WORK REQUIRED :: Search the material below for the word "SDTVAR". Copy every line that has it.

INPUT MATERIAL ::
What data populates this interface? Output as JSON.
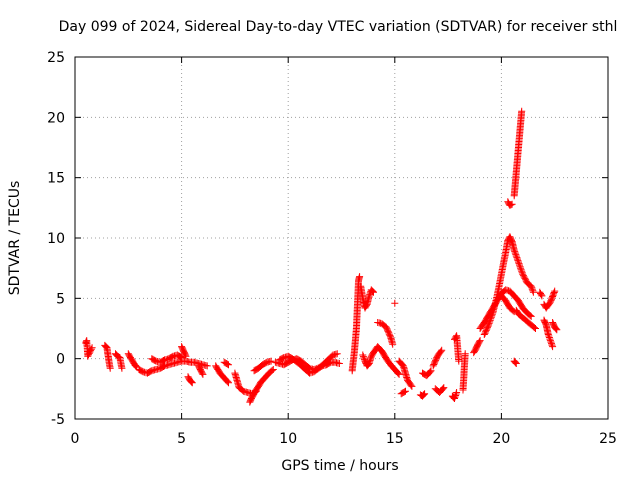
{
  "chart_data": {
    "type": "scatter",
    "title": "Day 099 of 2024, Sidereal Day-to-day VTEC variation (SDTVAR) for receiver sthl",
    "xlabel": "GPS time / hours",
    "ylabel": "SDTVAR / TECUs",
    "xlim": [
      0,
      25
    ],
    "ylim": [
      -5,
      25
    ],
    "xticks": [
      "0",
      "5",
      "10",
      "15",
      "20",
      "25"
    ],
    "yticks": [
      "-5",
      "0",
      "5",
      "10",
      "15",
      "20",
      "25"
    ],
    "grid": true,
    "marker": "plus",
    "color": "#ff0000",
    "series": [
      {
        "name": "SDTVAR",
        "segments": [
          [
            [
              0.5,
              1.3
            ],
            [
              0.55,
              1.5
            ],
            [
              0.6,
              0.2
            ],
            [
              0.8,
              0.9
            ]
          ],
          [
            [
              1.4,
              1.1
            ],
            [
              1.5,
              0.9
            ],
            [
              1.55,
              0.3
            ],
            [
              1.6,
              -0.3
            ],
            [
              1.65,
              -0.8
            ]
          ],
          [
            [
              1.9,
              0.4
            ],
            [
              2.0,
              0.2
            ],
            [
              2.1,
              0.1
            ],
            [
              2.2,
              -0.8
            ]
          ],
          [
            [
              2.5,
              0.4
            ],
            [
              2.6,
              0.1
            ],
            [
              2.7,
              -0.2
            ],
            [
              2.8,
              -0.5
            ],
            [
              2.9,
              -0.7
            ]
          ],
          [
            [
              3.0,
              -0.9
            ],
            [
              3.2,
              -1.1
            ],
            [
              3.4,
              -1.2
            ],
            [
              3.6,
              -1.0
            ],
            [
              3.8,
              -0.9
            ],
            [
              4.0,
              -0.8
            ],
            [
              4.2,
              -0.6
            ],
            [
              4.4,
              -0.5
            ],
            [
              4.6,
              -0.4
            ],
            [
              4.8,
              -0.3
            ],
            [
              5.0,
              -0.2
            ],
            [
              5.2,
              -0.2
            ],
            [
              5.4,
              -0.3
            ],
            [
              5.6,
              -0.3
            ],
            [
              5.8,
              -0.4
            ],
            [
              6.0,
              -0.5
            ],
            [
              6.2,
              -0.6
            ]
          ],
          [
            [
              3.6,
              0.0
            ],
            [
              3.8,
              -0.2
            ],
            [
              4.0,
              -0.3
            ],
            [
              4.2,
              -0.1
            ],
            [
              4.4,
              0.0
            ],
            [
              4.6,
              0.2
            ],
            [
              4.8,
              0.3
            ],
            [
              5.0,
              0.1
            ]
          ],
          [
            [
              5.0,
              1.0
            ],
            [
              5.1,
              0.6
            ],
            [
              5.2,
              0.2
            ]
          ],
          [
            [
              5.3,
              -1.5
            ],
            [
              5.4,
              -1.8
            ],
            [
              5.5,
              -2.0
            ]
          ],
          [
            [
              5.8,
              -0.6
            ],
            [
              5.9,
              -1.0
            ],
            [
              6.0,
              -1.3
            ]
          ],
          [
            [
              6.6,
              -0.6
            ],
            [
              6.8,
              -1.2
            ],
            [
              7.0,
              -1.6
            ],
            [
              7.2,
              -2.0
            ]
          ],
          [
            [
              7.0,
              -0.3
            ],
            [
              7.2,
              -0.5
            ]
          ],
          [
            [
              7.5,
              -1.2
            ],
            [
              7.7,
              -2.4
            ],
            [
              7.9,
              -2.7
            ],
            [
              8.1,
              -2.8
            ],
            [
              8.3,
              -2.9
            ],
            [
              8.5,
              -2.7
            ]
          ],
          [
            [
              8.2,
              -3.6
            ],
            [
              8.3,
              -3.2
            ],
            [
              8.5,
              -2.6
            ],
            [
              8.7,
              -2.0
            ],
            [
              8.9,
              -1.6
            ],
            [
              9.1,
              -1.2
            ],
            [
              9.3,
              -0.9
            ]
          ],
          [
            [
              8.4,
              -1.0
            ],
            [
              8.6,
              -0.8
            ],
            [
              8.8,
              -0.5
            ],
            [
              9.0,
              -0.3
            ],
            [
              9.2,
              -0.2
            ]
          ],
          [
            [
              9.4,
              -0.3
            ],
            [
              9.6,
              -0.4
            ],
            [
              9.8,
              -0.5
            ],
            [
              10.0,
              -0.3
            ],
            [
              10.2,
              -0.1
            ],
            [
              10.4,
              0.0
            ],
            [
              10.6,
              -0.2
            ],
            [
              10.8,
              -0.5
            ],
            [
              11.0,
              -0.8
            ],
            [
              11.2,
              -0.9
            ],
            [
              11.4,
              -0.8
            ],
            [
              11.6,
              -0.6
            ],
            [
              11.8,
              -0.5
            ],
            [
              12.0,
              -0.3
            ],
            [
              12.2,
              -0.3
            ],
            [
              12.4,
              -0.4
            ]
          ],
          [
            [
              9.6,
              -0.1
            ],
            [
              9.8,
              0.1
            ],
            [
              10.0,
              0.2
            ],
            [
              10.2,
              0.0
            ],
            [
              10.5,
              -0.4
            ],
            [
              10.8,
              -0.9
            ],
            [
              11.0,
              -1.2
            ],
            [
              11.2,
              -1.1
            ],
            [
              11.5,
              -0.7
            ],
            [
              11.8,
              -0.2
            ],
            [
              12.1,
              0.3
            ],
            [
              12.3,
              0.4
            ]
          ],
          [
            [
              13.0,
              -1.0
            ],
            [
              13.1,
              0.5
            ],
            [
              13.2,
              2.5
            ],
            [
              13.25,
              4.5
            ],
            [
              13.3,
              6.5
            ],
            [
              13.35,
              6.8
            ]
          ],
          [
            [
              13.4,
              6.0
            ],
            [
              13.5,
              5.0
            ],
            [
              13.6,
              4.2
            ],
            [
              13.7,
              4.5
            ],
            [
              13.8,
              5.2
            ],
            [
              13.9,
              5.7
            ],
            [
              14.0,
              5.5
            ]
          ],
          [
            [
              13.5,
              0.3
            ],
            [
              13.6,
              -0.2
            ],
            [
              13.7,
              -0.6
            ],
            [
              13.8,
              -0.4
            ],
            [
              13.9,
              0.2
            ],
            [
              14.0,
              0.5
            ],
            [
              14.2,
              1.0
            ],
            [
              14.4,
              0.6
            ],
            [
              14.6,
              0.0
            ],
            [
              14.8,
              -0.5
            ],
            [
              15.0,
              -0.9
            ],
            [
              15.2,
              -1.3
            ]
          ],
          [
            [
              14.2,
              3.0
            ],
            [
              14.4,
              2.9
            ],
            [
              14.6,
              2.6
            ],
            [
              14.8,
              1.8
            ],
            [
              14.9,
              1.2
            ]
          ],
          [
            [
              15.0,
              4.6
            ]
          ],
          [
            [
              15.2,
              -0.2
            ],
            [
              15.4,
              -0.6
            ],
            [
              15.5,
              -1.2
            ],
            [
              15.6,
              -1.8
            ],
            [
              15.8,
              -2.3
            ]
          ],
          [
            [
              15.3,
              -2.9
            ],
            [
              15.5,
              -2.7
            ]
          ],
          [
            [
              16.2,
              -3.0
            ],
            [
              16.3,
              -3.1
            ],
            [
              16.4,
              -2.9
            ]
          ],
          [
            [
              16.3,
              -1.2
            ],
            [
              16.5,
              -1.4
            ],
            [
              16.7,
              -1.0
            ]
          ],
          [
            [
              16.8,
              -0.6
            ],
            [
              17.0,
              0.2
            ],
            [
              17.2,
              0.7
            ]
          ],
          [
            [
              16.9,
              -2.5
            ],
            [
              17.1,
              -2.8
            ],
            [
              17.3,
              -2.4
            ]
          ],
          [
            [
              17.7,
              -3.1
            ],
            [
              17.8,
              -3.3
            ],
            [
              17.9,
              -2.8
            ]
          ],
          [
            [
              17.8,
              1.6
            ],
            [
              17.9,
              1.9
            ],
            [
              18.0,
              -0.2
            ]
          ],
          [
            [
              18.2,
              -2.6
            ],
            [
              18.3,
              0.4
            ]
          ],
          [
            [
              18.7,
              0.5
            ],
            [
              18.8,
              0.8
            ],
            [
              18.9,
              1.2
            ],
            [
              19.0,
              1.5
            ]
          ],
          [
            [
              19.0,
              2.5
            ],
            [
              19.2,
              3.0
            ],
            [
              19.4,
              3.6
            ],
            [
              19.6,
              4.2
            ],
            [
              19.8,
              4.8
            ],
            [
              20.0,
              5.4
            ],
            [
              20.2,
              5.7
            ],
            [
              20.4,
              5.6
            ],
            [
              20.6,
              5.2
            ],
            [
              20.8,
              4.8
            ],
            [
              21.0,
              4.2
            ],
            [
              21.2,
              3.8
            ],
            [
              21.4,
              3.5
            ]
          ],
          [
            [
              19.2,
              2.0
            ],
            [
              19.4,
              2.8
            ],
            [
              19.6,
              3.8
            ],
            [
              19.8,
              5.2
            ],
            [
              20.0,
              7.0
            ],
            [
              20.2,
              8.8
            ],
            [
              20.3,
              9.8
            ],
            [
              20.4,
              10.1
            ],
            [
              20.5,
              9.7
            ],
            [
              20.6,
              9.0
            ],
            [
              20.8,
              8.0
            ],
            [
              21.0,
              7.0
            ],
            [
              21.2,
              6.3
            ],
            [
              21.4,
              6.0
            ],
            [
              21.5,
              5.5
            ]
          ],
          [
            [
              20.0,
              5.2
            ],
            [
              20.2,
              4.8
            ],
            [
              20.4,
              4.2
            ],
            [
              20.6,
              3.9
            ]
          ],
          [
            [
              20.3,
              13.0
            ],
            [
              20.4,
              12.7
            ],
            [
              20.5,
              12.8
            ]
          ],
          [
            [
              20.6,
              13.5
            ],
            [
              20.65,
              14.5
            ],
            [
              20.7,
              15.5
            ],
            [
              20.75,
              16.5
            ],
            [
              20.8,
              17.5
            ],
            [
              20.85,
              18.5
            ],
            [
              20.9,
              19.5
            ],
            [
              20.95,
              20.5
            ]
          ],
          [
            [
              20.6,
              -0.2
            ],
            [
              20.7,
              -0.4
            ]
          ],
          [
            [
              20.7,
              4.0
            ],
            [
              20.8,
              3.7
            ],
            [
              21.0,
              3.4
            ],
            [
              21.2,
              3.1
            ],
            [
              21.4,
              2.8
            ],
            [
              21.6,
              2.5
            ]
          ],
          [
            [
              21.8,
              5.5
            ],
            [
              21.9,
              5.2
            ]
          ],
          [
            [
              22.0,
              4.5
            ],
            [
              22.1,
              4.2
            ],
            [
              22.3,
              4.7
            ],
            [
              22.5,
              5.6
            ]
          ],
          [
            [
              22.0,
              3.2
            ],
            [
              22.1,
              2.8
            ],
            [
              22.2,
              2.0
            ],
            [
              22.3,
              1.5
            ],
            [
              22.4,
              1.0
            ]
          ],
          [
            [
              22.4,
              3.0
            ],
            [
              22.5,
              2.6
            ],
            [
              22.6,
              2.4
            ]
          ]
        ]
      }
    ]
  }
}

RESULT OF THIS EXERCISE ::
    "title": "Day 099 of 2024, Sidereal Day-to-day VTEC variation (SDTVAR) for receiver sthl",
    "ylabel": "SDTVAR / TECUs",
        "name": "SDTVAR",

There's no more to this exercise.